* DO THIS
Locate each line containing the string "icon" and copy it out.

(Data extracted from a collection)
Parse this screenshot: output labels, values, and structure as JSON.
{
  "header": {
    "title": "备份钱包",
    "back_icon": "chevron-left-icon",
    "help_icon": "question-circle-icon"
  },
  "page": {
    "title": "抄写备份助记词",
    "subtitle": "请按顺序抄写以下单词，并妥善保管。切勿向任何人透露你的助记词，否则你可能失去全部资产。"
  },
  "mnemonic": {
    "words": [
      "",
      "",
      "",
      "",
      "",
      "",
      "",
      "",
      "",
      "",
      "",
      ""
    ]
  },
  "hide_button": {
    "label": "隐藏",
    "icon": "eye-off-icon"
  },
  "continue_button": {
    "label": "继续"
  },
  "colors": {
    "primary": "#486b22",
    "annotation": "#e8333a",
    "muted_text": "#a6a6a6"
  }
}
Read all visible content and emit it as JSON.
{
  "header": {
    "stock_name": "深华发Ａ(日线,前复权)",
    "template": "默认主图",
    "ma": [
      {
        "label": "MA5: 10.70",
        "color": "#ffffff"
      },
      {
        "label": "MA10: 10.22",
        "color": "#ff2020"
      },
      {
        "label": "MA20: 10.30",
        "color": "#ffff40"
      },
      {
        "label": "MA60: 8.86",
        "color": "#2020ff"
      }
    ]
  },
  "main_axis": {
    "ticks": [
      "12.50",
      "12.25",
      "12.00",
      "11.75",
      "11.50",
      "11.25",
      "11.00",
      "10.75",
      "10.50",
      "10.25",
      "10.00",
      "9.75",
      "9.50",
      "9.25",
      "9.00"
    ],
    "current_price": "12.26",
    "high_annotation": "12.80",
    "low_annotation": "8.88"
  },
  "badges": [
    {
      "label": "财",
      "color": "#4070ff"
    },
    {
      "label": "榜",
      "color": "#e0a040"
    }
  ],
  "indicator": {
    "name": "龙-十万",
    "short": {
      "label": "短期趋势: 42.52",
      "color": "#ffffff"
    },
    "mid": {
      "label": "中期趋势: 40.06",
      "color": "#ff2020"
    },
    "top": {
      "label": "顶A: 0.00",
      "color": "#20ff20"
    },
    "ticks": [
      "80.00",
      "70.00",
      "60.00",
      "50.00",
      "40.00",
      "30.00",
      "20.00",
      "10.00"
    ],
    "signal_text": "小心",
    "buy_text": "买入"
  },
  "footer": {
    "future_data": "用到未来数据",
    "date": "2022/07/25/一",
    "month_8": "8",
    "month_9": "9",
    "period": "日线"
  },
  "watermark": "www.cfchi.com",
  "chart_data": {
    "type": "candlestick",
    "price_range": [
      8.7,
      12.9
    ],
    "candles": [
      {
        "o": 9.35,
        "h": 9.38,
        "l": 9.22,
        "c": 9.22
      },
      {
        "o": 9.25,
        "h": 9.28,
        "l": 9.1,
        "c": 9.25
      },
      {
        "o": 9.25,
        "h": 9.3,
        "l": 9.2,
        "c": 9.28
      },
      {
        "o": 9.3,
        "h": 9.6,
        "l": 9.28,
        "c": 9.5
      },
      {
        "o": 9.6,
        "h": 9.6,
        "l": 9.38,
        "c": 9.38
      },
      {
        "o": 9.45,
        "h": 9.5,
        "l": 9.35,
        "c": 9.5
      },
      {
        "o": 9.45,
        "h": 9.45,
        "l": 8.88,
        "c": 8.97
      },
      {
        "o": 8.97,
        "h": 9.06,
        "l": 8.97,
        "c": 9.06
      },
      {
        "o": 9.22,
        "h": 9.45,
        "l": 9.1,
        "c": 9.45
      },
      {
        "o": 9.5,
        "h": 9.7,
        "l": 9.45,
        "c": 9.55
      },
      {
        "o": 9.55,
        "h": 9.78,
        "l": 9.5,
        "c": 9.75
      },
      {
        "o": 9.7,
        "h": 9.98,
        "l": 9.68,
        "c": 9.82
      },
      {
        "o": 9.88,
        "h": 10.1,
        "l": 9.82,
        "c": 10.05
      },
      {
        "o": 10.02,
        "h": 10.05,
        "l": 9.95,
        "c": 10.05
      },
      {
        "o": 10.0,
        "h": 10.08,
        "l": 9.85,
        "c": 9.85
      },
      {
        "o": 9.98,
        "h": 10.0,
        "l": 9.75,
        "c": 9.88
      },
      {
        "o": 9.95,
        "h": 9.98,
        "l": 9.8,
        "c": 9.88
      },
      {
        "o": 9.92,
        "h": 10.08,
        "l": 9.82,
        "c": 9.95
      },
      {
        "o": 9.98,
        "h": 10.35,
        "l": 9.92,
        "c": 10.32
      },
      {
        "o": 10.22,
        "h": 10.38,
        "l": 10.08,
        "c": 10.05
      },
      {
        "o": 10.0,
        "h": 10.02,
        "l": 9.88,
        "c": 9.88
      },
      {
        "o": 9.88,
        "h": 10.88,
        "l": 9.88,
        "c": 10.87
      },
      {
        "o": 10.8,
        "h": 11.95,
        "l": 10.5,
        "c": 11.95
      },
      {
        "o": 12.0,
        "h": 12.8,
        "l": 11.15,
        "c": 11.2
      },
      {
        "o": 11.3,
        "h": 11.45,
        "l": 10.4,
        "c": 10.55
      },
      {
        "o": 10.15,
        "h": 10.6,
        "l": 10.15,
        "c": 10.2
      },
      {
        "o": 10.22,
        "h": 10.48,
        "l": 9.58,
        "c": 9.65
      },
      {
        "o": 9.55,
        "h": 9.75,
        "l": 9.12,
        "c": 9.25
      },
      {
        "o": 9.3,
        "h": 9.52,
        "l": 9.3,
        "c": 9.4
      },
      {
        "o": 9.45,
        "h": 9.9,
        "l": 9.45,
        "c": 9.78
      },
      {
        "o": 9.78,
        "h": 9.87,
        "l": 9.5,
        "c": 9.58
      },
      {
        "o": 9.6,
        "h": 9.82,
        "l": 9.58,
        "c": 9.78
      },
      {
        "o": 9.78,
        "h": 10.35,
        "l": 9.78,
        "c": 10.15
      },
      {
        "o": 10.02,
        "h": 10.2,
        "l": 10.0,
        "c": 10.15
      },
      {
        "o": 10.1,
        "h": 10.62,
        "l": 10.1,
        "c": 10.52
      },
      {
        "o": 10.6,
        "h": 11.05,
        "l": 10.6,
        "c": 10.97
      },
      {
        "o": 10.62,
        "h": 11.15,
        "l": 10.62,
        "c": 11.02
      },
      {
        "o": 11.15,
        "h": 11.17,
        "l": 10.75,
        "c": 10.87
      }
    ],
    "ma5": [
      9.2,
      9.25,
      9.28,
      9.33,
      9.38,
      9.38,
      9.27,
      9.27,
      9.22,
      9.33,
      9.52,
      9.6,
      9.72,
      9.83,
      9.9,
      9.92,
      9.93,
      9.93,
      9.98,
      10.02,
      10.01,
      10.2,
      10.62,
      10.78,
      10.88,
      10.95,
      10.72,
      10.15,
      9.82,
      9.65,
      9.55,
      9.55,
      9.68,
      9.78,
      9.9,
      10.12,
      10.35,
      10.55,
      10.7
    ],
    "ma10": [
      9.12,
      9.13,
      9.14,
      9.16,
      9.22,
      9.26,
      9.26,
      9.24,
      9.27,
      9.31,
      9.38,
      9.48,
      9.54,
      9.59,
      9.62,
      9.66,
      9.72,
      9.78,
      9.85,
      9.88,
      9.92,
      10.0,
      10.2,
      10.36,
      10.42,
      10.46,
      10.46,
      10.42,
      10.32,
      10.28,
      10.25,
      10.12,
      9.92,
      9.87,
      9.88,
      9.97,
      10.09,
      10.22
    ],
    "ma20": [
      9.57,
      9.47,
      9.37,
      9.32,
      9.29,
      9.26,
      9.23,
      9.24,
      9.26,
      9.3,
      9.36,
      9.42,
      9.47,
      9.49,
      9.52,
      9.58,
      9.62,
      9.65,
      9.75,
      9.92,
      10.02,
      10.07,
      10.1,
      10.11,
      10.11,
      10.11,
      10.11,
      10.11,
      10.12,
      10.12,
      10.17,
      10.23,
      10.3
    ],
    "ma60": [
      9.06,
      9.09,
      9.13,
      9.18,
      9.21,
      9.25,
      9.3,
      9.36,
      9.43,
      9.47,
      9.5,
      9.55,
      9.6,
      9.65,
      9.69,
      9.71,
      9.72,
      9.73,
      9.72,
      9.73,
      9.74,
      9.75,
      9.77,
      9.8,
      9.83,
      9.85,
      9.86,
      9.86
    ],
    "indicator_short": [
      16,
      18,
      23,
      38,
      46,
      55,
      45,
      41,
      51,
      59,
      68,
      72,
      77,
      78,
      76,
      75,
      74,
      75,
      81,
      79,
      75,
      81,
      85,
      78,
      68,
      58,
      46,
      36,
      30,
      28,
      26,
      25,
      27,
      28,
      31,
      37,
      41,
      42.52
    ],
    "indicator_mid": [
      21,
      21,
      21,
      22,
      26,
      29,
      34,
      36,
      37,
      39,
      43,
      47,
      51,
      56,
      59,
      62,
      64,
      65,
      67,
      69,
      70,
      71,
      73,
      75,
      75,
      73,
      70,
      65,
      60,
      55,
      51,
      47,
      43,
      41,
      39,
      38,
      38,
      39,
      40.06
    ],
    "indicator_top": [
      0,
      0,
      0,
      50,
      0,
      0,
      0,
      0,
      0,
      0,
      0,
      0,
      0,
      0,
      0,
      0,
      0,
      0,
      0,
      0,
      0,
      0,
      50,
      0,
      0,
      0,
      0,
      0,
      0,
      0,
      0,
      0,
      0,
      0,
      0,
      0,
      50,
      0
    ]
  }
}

* THE RESULT
    "back_icon": "chevron-left-icon",
    "help_icon": "question-circle-icon"
    "icon": "eye-off-icon"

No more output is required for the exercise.